_WHAT YOU SHOULD DO_
Extract all lines that hold "this" from the records below.

□ □ □

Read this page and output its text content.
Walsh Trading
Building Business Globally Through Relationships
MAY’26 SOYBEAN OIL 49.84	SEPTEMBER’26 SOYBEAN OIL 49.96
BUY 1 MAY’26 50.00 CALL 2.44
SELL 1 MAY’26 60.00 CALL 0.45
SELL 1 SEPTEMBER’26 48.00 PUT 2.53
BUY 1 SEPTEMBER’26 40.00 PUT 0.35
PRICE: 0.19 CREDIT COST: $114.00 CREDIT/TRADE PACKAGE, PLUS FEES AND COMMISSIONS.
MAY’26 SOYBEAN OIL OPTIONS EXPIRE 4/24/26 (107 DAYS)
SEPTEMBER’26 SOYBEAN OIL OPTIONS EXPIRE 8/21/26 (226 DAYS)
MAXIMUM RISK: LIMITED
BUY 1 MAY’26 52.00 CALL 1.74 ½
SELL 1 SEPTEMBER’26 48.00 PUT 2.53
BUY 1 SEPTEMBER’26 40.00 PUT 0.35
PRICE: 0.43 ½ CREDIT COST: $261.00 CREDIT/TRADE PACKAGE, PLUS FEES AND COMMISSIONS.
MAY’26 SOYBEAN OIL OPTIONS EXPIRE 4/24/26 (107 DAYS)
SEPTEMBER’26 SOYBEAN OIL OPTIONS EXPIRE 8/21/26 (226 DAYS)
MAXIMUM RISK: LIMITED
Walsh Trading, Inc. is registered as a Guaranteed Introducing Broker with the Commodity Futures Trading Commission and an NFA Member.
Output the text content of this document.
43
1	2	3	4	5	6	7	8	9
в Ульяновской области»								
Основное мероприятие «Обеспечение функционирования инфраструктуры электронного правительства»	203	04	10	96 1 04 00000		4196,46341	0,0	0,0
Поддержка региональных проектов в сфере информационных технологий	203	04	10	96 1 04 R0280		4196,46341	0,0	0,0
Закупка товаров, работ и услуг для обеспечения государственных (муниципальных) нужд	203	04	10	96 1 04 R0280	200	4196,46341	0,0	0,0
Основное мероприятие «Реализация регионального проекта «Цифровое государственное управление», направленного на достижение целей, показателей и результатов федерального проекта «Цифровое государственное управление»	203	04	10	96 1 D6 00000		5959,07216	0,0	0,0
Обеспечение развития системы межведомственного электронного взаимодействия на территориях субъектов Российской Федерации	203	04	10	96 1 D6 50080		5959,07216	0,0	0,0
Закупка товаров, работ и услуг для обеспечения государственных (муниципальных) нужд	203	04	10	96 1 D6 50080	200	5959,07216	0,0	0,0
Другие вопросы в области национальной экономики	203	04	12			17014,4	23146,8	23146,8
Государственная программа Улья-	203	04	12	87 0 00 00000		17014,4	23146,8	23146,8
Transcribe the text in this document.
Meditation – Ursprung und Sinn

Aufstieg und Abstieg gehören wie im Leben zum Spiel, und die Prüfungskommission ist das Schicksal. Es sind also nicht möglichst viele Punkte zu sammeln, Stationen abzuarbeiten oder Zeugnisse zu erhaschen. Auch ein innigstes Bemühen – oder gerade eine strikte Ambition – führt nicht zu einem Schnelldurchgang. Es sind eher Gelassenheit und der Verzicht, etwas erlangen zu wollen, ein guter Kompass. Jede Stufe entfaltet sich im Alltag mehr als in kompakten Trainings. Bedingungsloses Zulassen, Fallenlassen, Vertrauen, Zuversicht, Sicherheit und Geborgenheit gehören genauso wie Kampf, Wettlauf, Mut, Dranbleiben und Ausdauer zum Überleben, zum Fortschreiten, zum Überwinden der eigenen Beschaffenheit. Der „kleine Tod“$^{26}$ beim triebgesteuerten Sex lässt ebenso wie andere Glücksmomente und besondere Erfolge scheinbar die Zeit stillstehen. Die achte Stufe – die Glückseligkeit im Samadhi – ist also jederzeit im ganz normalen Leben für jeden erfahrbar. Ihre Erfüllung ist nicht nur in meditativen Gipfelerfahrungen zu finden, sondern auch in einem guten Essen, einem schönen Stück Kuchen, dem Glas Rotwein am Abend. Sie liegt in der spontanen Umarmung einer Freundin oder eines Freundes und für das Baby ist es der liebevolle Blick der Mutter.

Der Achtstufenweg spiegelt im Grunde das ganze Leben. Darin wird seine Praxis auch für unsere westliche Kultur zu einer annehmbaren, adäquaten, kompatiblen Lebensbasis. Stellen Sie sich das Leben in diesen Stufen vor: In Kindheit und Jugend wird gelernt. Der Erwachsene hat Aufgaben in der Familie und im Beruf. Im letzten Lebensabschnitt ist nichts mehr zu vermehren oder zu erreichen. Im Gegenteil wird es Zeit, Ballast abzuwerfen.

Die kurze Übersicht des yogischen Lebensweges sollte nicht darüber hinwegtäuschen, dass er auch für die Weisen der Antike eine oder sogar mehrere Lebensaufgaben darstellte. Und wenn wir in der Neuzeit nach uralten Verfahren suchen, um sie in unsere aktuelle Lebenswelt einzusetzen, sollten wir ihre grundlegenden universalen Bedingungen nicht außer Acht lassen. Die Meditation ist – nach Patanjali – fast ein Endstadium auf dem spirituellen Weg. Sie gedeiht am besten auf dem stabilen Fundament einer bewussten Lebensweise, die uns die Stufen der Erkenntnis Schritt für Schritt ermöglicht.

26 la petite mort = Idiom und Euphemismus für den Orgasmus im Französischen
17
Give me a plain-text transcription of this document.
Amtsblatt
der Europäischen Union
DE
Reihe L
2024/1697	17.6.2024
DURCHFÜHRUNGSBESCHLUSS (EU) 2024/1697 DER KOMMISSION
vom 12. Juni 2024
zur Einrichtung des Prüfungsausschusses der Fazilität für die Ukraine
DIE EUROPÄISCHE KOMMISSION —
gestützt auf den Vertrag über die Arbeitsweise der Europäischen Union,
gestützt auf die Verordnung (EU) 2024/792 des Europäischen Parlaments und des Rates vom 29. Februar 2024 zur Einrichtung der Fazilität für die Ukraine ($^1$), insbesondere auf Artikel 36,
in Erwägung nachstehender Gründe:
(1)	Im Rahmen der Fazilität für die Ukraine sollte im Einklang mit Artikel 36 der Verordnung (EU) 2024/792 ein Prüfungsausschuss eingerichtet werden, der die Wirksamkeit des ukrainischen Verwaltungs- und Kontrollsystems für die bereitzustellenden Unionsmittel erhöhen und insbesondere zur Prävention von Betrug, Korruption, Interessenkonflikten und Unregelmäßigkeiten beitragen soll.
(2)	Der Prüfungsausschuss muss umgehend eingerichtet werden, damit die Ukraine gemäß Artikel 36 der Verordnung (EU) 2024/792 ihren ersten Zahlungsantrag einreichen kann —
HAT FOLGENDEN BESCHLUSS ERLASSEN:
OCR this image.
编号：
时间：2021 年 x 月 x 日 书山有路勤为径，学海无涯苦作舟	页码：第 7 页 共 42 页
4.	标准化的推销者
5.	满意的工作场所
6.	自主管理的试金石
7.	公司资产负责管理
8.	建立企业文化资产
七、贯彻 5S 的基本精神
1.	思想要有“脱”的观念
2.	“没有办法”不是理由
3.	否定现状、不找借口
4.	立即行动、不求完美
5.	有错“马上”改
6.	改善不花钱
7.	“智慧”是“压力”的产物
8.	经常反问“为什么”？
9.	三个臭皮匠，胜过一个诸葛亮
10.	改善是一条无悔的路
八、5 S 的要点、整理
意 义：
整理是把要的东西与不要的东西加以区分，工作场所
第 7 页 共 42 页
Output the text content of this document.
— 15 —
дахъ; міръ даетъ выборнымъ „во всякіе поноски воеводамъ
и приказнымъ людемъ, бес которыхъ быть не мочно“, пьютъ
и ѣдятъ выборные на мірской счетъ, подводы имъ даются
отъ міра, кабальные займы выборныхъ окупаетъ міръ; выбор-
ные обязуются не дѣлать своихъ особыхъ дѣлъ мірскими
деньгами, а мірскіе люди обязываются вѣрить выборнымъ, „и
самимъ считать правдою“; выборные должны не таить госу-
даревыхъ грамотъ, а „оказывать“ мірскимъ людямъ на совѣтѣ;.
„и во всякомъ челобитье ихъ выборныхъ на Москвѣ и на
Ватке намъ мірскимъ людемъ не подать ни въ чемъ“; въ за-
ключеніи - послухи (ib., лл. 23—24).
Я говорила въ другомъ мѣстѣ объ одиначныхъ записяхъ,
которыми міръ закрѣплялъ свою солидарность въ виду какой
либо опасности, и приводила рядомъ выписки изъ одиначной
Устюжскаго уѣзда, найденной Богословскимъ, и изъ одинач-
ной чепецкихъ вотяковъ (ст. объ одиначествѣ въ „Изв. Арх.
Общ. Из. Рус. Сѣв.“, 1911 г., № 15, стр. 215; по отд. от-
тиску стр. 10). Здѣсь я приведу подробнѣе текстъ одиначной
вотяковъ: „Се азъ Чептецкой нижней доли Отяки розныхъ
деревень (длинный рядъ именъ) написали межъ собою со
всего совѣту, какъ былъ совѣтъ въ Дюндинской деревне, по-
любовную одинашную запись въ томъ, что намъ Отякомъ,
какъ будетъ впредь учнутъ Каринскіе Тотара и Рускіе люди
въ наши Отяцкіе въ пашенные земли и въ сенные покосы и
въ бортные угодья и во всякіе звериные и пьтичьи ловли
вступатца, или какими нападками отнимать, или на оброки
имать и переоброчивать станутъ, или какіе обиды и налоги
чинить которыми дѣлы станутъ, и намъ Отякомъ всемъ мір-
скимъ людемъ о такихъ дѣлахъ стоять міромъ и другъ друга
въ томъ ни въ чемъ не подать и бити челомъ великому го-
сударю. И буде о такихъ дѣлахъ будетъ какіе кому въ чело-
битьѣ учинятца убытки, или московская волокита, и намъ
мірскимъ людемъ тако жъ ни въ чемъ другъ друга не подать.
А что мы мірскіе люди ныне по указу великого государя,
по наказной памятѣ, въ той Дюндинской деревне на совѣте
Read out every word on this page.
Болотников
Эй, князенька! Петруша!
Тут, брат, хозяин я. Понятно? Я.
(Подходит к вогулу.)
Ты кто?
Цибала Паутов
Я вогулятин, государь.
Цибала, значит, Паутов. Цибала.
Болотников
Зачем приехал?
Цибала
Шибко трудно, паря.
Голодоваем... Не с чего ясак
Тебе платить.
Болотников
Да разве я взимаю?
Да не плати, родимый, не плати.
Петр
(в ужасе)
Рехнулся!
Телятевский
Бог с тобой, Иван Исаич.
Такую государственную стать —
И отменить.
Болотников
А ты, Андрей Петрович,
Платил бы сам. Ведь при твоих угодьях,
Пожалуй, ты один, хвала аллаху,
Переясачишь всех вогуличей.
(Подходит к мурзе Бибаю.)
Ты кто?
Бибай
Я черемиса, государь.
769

□ □ □

_PROBLEM SOLUTION_
Read this page and output its text content.
Output the text content of this document.
Transcribe the text in this document.
Give me a plain-text transcription of this document.
OCR this image.
Output the text content of this document.
Read out every word on this page.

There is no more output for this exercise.